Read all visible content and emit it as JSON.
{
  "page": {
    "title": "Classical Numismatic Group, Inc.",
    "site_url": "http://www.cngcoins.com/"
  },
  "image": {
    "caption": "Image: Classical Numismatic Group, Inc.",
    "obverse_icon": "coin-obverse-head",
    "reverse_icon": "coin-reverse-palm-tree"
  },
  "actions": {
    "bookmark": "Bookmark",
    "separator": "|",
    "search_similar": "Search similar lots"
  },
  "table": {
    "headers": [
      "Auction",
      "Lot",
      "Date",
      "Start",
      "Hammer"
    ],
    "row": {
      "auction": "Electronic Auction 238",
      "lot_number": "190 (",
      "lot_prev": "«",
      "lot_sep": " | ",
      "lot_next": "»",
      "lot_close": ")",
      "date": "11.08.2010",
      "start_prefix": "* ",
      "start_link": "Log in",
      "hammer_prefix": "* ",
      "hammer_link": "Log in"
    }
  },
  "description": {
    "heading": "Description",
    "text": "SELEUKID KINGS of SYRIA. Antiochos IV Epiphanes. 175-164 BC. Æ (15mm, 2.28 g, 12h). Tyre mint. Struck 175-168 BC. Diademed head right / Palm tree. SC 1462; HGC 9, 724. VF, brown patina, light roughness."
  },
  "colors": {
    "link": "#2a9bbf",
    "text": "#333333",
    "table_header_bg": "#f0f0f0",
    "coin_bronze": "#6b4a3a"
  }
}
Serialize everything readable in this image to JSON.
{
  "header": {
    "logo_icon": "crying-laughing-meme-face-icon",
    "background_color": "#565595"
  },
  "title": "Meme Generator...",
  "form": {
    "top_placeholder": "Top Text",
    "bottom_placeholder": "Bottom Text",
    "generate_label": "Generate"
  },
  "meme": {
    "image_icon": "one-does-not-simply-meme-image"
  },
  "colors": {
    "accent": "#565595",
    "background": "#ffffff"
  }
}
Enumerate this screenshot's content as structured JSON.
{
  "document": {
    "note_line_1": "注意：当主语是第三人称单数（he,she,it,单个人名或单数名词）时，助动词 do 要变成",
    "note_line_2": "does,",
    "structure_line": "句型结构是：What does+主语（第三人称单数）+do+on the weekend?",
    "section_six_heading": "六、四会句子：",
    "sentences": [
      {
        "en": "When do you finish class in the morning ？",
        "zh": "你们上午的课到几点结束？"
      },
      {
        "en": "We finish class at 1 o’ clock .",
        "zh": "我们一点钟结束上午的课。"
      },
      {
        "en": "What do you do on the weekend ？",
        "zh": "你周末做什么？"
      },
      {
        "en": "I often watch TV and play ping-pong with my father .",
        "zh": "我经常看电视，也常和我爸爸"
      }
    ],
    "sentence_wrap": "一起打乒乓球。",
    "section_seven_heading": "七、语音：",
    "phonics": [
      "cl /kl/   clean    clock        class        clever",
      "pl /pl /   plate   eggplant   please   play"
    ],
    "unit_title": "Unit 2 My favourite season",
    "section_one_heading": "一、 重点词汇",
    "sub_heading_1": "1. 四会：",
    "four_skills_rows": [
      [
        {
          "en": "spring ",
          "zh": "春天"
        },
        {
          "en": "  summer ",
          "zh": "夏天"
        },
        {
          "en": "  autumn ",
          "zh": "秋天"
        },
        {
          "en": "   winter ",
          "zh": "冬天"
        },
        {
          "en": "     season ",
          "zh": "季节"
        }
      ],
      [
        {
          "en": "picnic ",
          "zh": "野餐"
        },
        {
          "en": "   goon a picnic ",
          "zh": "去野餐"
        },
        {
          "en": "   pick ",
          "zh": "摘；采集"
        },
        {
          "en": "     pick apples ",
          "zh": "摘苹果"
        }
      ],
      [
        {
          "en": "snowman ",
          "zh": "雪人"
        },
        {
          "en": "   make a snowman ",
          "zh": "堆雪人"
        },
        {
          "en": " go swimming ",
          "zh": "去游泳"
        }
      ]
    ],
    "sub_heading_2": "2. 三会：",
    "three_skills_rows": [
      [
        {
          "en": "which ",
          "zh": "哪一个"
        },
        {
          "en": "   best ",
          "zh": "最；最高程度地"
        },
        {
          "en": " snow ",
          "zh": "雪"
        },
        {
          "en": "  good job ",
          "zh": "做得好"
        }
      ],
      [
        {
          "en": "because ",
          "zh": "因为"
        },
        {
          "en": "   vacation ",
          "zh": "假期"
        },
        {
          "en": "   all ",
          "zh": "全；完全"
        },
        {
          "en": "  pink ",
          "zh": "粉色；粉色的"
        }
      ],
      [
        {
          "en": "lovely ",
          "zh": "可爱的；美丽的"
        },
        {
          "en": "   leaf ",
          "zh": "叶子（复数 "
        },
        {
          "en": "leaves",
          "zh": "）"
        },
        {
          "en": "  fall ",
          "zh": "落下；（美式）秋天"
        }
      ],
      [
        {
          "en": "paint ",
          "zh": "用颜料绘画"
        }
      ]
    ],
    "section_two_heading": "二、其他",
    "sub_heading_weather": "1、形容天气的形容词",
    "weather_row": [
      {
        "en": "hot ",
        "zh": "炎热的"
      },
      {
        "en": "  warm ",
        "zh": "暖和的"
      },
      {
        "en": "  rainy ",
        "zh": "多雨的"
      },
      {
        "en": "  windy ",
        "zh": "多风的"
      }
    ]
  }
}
##############################
● **The request**: Repeat the records exactly, including every line.

● **Response to this exercise**:
Read all visible content and emit it as JSON.
{
  "page": {
    "title": "Classical Numismatic Group, Inc.",
    "site_url": "http://www.cngcoins.com/"
  },
  "image": {
    "caption": "Image: Classical Numismatic Group, Inc.",
    "obverse_icon": "coin-obverse-head",
    "reverse_icon": "coin-reverse-palm-tree"
  },
  "actions": {
    "bookmark": "Bookmark",
    "separator": "|",
    "search_similar": "Search similar lots"
  },
  "table": {
    "headers": [
      "Auction",
      "Lot",
      "Date",
      "Start",
      "Hammer"
    ],
    "row": {
      "auction": "Electronic Auction 238",
      "lot_number": "190 (",
      "lot_prev": "«",
      "lot_sep": " | ",
      "lot_next": "»",
      "lot_close": ")",
      "date": "11.08.2010",
      "start_prefix": "* ",
      "start_link": "Log in",
      "hammer_prefix": "* ",
      "hammer_link": "Log in"
    }
  },
  "description": {
    "heading": "Description",
    "text": "SELEUKID KINGS of SYRIA. Antiochos IV Epiphanes. 175-164 BC. Æ (15mm, 2.28 g, 12h). Tyre mint. Struck 175-168 BC. Diademed head right / Palm tree. SC 1462; HGC 9, 724. VF, brown patina, light roughness."
  },
  "colors": {
    "link": "#2a9bbf",
    "text": "#333333",
    "table_header_bg": "#f0f0f0",
    "coin_bronze": "#6b4a3a"
  }
}
Serialize everything readable in this image to JSON.
{
  "header": {
    "logo_icon": "crying-laughing-meme-face-icon",
    "background_color": "#565595"
  },
  "title": "Meme Generator...",
  "form": {
    "top_placeholder": "Top Text",
    "bottom_placeholder": "Bottom Text",
    "generate_label": "Generate"
  },
  "meme": {
    "image_icon": "one-does-not-simply-meme-image"
  },
  "colors": {
    "accent": "#565595",
    "background": "#ffffff"
  }
}
Enumerate this screenshot's content as structured JSON.
{
  "document": {
    "note_line_1": "注意：当主语是第三人称单数（he,she,it,单个人名或单数名词）时，助动词 do 要变成",
    "note_line_2": "does,",
    "structure_line": "句型结构是：What does+主语（第三人称单数）+do+on the weekend?",
    "section_six_heading": "六、四会句子：",
    "sentences": [
      {
        "en": "When do you finish class in the morning ？",
        "zh": "你们上午的课到几点结束？"
      },
      {
        "en": "We finish class at 1 o’ clock .",
        "zh": "我们一点钟结束上午的课。"
      },
      {
        "en": "What do you do on the weekend ？",
        "zh": "你周末做什么？"
      },
      {
        "en": "I often watch TV and play ping-pong with my father .",
        "zh": "我经常看电视，也常和我爸爸"
      }
    ],
    "sentence_wrap": "一起打乒乓球。",
    "section_seven_heading": "七、语音：",
    "phonics": [
      "cl /kl/   clean    clock        class        clever",
      "pl /pl /   plate   eggplant   please   play"
    ],
    "unit_title": "Unit 2 My favourite season",
    "section_one_heading": "一、 重点词汇",
    "sub_heading_1": "1. 四会：",
    "four_skills_rows": [
      [
        {
          "en": "spring ",
          "zh": "春天"
        },
        {
          "en": "  summer ",
          "zh": "夏天"
        },
        {
          "en": "  autumn ",
          "zh": "秋天"
        },
        {
          "en": "   winter ",
          "zh": "冬天"
        },
        {
          "en": "     season ",
          "zh": "季节"
        }
      ],
      [
        {
          "en": "picnic ",
          "zh": "野餐"
        },
        {
          "en": "   goon a picnic ",
          "zh": "去野餐"
        },
        {
          "en": "   pick ",
          "zh": "摘；采集"
        },
        {
          "en": "     pick apples ",
          "zh": "摘苹果"
        }
      ],
      [
        {
          "en": "snowman ",
          "zh": "雪人"
        },
        {
          "en": "   make a snowman ",
          "zh": "堆雪人"
        },
        {
          "en": " go swimming ",
          "zh": "去游泳"
        }
      ]
    ],
    "sub_heading_2": "2. 三会：",
    "three_skills_rows": [
      [
        {
          "en": "which ",
          "zh": "哪一个"
        },
        {
          "en": "   best ",
          "zh": "最；最高程度地"
        },
        {
          "en": " snow ",
          "zh": "雪"
        },
        {
          "en": "  good job ",
          "zh": "做得好"
        }
      ],
      [
        {
          "en": "because ",
          "zh": "因为"
        },
        {
          "en": "   vacation ",
          "zh": "假期"
        },
        {
          "en": "   all ",
          "zh": "全；完全"
        },
        {
          "en": "  pink ",
          "zh": "粉色；粉色的"
        }
      ],
      [
        {
          "en": "lovely ",
          "zh": "可爱的；美丽的"
        },
        {
          "en": "   leaf ",
          "zh": "叶子（复数 "
        },
        {
          "en": "leaves",
          "zh": "）"
        },
        {
          "en": "  fall ",
          "zh": "落下；（美式）秋天"
        }
      ],
      [
        {
          "en": "paint ",
          "zh": "用颜料绘画"
        }
      ]
    ],
    "section_two_heading": "二、其他",
    "sub_heading_weather": "1、形容天气的形容词",
    "weather_row": [
      {
        "en": "hot ",
        "zh": "炎热的"
      },
      {
        "en": "  warm ",
        "zh": "暖和的"
      },
      {
        "en": "  rainy ",
        "zh": "多雨的"
      },
      {
        "en": "  windy ",
        "zh": "多风的"
      }
    ]
  }
}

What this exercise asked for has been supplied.